--- start ---

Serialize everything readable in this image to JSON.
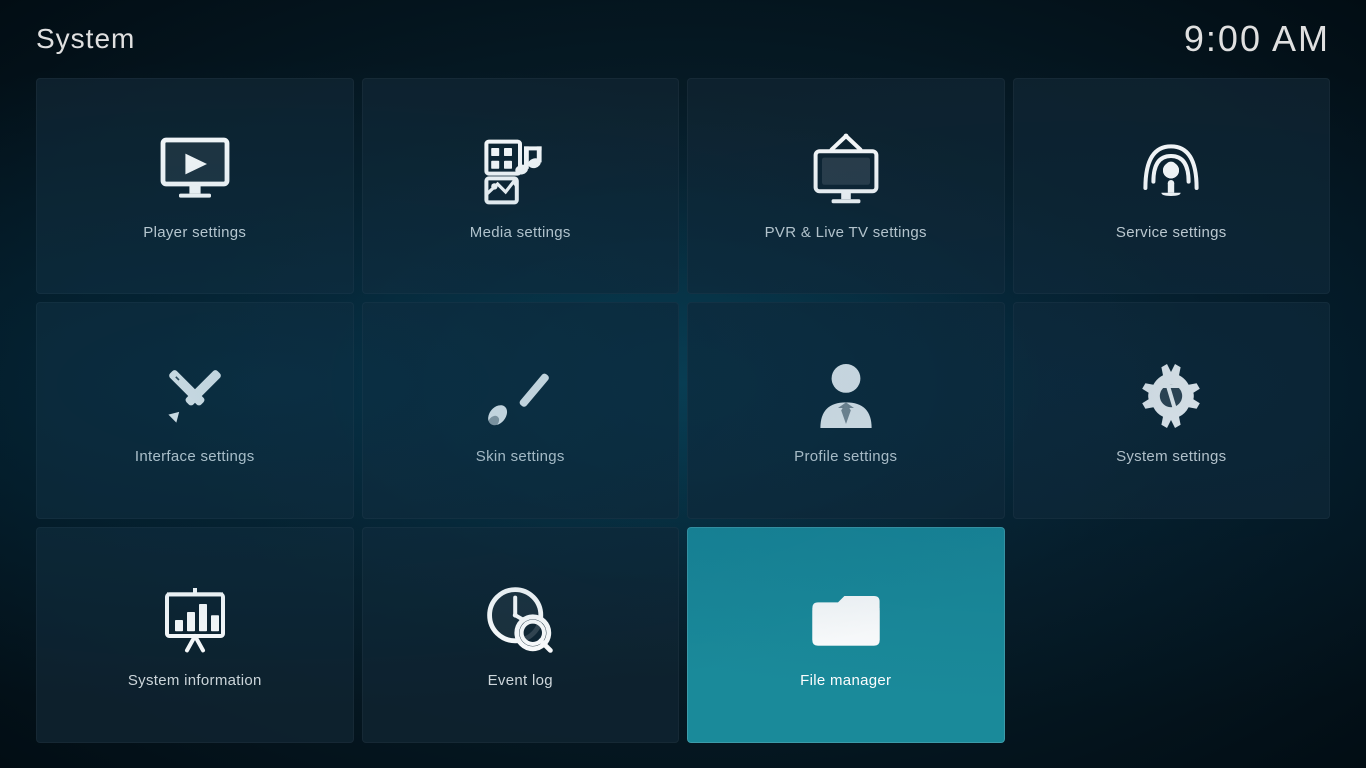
{
  "header": {
    "title": "System",
    "time": "9:00 AM"
  },
  "tiles": [
    {
      "id": "player-settings",
      "label": "Player settings",
      "icon": "player",
      "active": false
    },
    {
      "id": "media-settings",
      "label": "Media settings",
      "icon": "media",
      "active": false
    },
    {
      "id": "pvr-settings",
      "label": "PVR & Live TV settings",
      "icon": "pvr",
      "active": false
    },
    {
      "id": "service-settings",
      "label": "Service settings",
      "icon": "service",
      "active": false
    },
    {
      "id": "interface-settings",
      "label": "Interface settings",
      "icon": "interface",
      "active": false
    },
    {
      "id": "skin-settings",
      "label": "Skin settings",
      "icon": "skin",
      "active": false
    },
    {
      "id": "profile-settings",
      "label": "Profile settings",
      "icon": "profile",
      "active": false
    },
    {
      "id": "system-settings",
      "label": "System settings",
      "icon": "system",
      "active": false
    },
    {
      "id": "system-information",
      "label": "System information",
      "icon": "sysinfo",
      "active": false
    },
    {
      "id": "event-log",
      "label": "Event log",
      "icon": "eventlog",
      "active": false
    },
    {
      "id": "file-manager",
      "label": "File manager",
      "icon": "filemanager",
      "active": true
    }
  ]
}
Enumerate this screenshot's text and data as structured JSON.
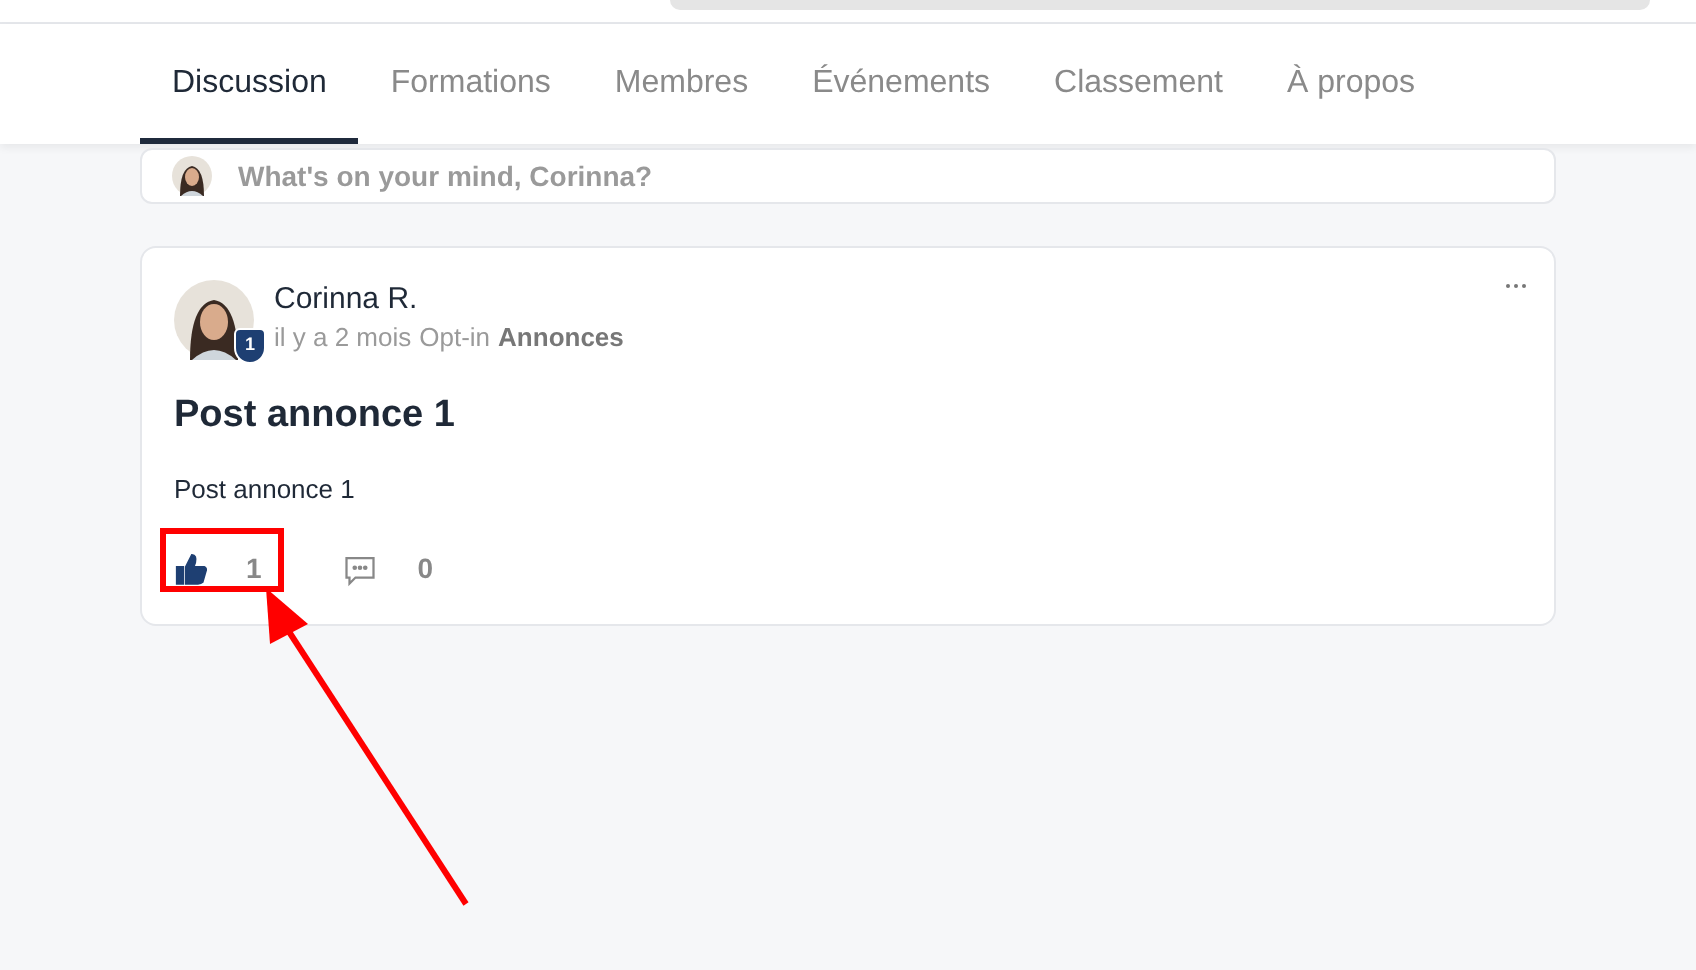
{
  "tabs": [
    {
      "label": "Discussion",
      "selected": true
    },
    {
      "label": "Formations",
      "selected": false
    },
    {
      "label": "Membres",
      "selected": false
    },
    {
      "label": "Événements",
      "selected": false
    },
    {
      "label": "Classement",
      "selected": false
    },
    {
      "label": "À propos",
      "selected": false
    }
  ],
  "composer": {
    "placeholder": "What's on your mind, Corinna?"
  },
  "post": {
    "author": "Corinna R.",
    "badge": "1",
    "time": "il y a 2 mois",
    "audience": "Opt-in",
    "space": "Annonces",
    "title": "Post annonce 1",
    "body": "Post annonce 1",
    "likes": "1",
    "liked": true,
    "comments": "0"
  },
  "annotation": {
    "highlight": true
  }
}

--- end ---

• EXERCISE DESCRIPTION: Identify the lines that contain the string "this", and copy every one of them.

• THE ANSWER:
Serialize everything readable in this image to JSON.
Enumerate this screenshot's text and data as structured JSON.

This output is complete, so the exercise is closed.